### Extracted data
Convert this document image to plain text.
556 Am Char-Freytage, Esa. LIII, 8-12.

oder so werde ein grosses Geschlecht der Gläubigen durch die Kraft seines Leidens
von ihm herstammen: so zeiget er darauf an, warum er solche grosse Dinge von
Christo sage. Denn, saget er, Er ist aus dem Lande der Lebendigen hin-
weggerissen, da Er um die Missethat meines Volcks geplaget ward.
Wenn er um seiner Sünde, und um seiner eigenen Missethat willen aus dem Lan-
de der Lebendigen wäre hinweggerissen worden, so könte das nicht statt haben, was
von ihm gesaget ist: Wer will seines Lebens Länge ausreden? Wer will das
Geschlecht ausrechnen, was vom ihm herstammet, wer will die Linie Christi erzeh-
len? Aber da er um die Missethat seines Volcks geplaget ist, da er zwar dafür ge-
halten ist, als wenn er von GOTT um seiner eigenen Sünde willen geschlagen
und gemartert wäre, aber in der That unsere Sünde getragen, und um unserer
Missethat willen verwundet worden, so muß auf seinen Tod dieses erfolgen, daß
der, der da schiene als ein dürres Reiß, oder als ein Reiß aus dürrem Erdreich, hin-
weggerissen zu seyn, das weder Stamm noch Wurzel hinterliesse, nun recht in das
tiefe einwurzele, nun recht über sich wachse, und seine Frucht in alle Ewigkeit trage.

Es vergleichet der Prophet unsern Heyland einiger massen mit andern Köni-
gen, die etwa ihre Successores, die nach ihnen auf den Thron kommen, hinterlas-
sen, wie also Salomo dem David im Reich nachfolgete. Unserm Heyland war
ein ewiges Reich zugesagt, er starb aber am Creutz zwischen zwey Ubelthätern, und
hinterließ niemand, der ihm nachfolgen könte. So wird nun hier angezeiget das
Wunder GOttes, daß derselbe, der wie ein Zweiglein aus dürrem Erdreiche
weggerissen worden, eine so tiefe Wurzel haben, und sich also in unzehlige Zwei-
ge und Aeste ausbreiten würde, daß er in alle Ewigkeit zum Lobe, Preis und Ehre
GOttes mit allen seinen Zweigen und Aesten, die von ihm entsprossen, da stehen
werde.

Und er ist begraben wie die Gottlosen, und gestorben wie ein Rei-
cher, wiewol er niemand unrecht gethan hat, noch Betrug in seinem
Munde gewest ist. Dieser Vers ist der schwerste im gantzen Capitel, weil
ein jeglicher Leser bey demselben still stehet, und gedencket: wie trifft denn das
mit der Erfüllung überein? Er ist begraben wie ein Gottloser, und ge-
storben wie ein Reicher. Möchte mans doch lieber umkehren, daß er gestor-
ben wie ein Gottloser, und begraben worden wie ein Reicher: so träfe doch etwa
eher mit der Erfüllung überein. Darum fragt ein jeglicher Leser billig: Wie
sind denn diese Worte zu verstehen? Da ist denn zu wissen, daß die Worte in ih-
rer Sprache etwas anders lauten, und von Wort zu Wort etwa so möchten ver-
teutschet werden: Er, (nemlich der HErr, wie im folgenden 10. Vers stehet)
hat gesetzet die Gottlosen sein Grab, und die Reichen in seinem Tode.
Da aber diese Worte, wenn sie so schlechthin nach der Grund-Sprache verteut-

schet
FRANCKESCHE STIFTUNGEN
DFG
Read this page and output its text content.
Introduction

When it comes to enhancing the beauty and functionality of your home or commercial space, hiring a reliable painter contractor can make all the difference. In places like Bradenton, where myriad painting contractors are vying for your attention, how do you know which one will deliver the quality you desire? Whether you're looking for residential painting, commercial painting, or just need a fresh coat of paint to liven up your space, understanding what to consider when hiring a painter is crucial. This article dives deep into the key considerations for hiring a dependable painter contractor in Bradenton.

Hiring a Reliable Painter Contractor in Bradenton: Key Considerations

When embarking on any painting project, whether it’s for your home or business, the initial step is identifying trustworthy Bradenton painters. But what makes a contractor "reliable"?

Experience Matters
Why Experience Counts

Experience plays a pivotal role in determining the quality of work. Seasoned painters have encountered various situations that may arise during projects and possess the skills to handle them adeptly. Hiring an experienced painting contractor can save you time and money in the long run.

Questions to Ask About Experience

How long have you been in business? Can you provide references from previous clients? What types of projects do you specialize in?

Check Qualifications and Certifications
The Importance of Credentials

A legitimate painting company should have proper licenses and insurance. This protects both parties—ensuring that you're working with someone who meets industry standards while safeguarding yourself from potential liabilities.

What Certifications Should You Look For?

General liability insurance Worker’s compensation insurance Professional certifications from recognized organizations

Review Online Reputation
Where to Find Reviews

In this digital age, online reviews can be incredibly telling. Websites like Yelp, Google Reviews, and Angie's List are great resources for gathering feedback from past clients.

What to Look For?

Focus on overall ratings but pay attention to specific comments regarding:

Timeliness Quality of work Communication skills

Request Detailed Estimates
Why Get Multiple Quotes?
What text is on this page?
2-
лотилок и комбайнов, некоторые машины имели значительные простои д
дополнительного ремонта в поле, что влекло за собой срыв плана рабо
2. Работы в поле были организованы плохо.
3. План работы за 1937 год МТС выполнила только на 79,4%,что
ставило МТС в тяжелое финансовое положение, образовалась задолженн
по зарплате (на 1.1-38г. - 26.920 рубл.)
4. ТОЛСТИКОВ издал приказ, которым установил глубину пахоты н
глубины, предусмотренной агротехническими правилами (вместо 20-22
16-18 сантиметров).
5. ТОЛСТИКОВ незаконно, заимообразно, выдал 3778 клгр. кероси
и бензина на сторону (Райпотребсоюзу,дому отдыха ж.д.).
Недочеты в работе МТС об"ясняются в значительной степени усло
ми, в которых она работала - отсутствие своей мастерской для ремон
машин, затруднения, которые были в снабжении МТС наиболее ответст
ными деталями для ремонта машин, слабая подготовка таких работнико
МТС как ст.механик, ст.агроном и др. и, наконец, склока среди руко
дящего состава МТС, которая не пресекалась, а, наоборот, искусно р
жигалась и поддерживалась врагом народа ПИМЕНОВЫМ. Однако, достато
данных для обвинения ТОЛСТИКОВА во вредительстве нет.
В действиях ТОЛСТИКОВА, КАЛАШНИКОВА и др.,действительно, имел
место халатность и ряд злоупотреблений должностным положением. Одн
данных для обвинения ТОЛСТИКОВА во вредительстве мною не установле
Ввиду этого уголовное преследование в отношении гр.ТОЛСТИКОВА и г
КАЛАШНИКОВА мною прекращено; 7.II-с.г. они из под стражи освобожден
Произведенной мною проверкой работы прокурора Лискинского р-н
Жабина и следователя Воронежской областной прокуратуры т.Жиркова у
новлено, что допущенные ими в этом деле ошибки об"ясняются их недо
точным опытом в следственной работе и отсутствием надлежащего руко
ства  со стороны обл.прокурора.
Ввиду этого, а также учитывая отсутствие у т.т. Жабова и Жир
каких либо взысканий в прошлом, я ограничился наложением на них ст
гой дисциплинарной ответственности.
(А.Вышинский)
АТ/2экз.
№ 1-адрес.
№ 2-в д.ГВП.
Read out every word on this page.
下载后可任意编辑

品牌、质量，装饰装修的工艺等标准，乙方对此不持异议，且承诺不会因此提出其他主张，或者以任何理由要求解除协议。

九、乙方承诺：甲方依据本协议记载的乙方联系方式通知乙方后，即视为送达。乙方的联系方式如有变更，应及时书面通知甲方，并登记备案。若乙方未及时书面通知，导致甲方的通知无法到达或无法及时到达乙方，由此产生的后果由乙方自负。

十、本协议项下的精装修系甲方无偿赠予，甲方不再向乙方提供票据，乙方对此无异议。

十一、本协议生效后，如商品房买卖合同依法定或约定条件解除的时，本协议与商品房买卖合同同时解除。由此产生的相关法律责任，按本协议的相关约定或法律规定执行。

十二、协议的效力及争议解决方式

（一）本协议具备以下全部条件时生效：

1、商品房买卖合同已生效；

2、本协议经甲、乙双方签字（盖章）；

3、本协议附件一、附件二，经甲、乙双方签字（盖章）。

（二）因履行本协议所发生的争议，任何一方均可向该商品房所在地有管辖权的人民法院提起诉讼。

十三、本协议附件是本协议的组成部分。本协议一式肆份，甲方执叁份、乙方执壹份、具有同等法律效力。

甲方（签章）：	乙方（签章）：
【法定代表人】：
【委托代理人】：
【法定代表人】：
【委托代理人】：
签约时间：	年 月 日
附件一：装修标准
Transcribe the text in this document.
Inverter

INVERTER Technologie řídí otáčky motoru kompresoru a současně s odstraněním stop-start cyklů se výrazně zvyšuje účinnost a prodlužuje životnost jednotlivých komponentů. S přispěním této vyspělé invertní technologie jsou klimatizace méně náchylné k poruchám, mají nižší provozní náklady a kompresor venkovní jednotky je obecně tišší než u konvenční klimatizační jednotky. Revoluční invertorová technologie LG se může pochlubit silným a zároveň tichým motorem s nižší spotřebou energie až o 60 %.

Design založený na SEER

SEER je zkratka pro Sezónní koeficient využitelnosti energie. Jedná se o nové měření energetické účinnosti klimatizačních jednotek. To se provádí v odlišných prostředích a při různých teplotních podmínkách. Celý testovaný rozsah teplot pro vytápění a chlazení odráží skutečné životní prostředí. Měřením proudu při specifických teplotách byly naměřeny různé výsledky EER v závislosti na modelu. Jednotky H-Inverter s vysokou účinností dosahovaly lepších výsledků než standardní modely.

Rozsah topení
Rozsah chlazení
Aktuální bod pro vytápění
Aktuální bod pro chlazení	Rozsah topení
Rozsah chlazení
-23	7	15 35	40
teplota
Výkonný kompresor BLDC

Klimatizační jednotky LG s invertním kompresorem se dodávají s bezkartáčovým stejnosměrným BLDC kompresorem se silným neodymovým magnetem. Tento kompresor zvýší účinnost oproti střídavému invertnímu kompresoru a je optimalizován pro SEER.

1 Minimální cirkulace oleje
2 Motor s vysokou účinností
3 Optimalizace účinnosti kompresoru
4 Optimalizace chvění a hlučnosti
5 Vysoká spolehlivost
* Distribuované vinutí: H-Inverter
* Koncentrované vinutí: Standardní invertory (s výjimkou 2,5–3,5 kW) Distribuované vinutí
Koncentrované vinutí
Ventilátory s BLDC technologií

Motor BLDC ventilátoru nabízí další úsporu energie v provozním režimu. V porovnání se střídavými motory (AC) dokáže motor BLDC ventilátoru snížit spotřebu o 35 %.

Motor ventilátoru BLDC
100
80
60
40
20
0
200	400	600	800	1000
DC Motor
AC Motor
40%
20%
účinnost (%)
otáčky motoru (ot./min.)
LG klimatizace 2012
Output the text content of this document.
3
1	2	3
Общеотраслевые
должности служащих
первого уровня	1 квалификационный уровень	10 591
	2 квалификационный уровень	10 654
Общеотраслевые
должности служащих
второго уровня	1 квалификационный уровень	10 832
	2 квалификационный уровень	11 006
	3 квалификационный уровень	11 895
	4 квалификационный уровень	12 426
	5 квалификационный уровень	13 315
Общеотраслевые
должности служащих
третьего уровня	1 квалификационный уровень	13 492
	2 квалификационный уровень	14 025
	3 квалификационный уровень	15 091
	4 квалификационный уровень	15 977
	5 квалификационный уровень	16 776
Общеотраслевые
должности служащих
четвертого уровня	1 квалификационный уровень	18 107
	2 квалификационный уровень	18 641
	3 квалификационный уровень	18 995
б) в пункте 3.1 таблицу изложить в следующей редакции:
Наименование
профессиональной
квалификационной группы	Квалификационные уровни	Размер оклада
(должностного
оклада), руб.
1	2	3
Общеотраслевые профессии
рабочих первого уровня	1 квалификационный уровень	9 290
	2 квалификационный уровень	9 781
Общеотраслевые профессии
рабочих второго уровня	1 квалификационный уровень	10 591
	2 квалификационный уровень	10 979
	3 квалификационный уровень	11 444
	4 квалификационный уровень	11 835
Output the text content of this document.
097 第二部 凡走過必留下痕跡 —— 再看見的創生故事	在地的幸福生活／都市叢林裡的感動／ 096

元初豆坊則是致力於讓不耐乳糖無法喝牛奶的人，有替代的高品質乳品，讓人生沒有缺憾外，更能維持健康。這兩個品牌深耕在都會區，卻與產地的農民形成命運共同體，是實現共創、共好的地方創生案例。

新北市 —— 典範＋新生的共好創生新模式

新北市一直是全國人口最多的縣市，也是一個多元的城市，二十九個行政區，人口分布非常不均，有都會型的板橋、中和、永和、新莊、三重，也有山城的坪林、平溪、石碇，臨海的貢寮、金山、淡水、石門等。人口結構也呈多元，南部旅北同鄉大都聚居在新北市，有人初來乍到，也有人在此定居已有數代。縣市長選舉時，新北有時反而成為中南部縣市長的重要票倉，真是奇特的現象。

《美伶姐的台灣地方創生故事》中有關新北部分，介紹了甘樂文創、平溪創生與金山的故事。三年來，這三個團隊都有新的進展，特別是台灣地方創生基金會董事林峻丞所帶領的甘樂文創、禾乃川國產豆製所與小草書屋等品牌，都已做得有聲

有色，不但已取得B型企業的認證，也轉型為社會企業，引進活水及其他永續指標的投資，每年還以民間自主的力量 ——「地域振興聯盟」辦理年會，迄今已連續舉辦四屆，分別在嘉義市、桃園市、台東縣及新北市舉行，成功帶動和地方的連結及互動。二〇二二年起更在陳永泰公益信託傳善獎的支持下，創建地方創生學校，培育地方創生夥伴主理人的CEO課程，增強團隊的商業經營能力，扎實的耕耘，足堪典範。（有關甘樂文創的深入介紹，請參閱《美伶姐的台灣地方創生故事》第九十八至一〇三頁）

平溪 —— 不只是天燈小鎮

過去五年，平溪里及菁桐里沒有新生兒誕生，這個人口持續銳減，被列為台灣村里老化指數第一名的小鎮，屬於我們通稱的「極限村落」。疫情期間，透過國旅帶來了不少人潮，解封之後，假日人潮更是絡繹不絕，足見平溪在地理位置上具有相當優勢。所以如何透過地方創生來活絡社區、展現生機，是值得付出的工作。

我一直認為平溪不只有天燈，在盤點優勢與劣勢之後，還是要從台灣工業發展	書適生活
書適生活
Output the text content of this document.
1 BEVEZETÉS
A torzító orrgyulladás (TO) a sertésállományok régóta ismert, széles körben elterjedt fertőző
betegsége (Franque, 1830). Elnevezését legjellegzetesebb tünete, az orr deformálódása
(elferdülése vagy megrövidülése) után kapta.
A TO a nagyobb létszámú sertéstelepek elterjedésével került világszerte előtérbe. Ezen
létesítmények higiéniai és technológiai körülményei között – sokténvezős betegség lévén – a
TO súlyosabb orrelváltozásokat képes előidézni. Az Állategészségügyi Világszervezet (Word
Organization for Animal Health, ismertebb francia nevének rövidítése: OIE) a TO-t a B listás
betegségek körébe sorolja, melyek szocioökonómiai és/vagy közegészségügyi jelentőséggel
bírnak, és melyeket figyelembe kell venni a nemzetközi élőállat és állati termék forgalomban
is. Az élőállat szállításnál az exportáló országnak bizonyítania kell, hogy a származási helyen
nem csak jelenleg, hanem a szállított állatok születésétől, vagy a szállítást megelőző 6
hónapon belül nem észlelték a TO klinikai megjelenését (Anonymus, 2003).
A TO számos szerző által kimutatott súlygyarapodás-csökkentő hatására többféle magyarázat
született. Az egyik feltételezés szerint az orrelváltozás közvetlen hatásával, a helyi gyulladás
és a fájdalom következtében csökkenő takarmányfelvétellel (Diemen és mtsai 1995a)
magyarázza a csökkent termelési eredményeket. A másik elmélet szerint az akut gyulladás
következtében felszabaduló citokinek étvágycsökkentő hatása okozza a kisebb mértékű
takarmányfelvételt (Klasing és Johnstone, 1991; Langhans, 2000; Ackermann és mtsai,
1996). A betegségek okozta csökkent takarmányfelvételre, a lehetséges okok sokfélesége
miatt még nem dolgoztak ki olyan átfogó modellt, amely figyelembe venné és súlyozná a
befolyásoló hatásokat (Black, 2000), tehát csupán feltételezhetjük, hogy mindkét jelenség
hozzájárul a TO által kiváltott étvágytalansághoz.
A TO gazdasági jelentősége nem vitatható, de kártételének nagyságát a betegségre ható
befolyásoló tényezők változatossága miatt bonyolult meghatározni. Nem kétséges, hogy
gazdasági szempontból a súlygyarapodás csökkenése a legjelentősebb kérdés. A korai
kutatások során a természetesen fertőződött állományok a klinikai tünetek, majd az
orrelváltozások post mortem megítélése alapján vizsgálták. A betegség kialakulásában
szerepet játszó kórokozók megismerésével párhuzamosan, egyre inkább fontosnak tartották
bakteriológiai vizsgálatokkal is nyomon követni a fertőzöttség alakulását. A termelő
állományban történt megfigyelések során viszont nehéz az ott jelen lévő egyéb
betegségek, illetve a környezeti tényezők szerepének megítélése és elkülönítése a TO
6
######
#### Problem to work on
Identify and extract each line of the listing that contains "уровня".

#### Response to this exercise
первого уровня	1 квалификационный уровень	10 591
второго уровня	1 квалификационный уровень	10 832
третьего уровня	1 квалификационный уровень	13 492
четвертого уровня	1 квалификационный уровень	18 107
рабочих первого уровня	1 квалификационный уровень	9 290
рабочих второго уровня	1 квалификационный уровень	10 591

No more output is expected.